Find the lines holding the string "LAKI" in the data, then copy all of them.

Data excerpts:
◇ ◇ ◇ ◇

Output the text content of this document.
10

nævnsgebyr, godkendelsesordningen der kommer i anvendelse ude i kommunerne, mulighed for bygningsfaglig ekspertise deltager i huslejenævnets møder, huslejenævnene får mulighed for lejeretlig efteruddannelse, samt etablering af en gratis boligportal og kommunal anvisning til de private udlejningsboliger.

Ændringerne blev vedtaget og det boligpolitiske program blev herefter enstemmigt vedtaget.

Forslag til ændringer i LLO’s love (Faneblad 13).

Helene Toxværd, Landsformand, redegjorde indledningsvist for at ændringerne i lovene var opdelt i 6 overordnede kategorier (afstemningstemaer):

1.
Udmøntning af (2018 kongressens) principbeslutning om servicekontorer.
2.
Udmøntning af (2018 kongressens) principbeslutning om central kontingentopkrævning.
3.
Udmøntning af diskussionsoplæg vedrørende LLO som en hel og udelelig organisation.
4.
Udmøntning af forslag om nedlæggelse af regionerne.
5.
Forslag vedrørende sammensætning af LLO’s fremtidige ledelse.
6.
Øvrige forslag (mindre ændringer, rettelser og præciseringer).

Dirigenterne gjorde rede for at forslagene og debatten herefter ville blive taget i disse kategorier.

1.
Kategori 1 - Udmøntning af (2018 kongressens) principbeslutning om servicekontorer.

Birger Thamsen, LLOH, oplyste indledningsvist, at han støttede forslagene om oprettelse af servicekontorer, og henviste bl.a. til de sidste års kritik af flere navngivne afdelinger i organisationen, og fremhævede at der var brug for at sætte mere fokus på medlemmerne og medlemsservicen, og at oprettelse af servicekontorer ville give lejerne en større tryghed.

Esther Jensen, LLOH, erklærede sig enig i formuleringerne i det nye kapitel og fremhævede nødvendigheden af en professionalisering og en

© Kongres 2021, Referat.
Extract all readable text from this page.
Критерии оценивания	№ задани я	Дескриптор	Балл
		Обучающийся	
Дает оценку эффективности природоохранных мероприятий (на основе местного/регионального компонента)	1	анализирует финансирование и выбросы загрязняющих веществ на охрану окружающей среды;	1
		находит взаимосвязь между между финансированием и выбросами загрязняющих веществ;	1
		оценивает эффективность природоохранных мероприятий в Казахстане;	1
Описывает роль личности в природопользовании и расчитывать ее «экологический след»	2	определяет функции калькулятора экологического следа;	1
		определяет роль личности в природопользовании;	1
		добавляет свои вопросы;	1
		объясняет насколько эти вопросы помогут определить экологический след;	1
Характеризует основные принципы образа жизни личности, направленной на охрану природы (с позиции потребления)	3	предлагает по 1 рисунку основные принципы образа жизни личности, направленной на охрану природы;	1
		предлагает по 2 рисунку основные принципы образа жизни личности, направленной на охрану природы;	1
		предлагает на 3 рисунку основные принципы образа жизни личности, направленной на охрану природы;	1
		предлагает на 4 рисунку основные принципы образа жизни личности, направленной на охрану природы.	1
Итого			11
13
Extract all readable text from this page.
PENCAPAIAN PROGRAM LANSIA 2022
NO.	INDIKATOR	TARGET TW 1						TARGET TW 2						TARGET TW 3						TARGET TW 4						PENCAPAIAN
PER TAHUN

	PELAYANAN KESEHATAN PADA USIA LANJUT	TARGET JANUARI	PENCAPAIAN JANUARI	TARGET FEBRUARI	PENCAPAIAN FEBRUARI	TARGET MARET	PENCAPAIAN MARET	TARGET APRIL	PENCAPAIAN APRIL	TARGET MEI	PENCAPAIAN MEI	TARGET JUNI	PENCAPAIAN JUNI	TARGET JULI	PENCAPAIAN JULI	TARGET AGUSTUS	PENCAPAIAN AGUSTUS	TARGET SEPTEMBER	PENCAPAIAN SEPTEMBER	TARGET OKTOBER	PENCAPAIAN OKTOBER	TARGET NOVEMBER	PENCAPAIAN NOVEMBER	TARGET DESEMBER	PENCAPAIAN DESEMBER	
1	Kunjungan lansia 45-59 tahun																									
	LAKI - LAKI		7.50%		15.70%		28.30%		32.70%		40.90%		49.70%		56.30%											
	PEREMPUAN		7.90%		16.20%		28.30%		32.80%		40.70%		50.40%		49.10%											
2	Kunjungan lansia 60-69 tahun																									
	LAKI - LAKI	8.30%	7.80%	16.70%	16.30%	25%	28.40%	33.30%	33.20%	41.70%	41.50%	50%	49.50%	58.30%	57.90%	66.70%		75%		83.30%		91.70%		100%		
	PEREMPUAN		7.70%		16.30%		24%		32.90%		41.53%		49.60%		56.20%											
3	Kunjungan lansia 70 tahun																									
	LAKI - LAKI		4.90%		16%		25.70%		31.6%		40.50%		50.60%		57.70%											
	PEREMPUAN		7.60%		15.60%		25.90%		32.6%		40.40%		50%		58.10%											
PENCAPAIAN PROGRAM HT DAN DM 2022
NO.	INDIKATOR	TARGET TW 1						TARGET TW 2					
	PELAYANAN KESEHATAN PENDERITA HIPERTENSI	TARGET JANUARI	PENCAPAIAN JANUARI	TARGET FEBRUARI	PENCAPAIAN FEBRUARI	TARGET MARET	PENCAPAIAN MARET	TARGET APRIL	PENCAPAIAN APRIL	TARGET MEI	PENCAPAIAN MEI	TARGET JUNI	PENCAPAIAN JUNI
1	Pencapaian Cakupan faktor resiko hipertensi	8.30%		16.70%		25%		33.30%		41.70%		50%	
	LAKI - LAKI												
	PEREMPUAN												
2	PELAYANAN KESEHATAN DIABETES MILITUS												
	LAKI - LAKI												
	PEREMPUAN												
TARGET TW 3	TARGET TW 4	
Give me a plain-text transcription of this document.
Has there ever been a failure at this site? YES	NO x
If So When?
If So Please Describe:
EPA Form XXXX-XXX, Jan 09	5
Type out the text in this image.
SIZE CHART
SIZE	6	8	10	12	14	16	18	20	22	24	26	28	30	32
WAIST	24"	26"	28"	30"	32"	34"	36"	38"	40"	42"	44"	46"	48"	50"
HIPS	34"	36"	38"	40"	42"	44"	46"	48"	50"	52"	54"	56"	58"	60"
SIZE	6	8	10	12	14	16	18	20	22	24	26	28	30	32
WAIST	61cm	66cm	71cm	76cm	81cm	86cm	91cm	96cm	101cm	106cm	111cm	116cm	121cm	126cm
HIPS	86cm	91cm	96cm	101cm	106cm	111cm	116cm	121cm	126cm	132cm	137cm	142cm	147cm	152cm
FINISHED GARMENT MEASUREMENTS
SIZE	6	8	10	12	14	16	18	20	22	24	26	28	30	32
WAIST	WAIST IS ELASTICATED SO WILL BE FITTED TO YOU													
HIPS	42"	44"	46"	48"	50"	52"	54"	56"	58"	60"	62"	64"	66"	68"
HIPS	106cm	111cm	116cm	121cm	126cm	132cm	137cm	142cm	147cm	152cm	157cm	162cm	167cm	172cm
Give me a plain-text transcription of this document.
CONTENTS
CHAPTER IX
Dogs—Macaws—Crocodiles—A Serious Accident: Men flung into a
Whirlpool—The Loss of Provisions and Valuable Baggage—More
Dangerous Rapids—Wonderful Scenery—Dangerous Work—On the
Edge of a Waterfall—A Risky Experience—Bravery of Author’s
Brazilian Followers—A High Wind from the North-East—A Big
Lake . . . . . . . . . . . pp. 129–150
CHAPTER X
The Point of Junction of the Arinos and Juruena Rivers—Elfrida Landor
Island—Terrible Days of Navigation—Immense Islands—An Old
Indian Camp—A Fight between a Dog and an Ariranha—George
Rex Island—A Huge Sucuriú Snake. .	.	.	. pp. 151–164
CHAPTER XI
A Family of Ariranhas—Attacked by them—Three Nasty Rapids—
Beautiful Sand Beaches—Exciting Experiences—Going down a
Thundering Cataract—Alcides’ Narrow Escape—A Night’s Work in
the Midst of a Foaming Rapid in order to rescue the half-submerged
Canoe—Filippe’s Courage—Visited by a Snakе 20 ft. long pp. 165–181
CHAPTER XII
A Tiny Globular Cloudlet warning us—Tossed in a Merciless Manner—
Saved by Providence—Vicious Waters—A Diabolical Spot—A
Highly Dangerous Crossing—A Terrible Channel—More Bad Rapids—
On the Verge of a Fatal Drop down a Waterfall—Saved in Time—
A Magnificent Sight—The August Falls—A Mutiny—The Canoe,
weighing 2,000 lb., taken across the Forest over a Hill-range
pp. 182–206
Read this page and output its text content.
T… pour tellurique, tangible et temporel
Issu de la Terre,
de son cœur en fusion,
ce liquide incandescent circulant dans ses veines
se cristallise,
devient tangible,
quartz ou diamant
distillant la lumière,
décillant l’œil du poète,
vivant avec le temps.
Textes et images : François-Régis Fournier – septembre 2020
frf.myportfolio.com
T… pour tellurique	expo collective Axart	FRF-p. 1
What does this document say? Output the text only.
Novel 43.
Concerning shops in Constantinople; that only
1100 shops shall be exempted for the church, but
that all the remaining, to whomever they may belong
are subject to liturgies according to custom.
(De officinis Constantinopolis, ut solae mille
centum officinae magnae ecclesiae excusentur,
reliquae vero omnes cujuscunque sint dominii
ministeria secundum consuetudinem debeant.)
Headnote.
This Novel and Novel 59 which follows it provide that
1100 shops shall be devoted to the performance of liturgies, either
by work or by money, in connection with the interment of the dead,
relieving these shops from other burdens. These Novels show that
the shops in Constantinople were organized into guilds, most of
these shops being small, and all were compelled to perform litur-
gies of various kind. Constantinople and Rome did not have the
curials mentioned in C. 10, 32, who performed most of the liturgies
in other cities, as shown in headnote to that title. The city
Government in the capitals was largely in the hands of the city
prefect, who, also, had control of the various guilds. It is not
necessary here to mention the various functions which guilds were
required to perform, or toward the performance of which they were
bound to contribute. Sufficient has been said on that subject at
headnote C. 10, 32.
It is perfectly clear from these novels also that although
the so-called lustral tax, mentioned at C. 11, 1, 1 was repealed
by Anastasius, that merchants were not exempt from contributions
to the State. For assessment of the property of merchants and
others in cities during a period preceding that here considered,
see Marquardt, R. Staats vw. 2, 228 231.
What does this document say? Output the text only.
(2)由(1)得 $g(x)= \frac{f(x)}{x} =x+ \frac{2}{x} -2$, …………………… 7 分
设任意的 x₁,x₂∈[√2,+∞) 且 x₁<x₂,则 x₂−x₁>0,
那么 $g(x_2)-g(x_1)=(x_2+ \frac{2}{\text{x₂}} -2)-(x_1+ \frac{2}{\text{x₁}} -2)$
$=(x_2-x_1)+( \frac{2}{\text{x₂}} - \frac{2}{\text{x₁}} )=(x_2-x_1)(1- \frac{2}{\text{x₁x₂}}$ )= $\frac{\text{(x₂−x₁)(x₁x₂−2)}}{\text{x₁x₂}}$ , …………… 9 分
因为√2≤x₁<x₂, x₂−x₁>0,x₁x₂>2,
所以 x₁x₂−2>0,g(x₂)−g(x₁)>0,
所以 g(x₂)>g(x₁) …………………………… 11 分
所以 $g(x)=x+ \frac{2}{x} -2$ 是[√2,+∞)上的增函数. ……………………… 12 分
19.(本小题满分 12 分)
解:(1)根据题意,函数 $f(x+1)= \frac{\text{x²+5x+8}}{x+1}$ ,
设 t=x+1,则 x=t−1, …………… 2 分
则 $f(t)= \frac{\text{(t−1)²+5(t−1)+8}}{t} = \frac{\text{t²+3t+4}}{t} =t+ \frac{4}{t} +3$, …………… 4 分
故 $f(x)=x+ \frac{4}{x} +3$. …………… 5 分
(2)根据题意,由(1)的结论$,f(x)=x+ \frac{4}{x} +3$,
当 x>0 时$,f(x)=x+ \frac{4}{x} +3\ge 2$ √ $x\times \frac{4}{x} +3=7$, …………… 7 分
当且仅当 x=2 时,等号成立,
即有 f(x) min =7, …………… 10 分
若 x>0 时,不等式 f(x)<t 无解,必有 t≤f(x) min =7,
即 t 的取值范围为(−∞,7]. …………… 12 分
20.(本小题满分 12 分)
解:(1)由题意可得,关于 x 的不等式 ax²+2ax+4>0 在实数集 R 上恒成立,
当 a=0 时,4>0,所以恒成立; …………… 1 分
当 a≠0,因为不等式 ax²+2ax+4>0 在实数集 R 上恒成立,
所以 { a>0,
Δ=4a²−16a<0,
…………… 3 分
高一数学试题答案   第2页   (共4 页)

◇ ◇ ◇ ◇

Task answer
	LAKI - LAKI		7.50%		15.70%		28.30%		32.70%		40.90%		49.70%		56.30%											
	LAKI - LAKI	8.30%	7.80%	16.70%	16.30%	25%	28.40%	33.30%	33.20%	41.70%	41.50%	50%	49.50%	58.30%	57.90%	66.70%		75%		83.30%		91.70%		100%		
	LAKI - LAKI		4.90%		16%		25.70%		31.6%		40.50%		50.60%		57.70%											
	LAKI - LAKI												
	LAKI - LAKI												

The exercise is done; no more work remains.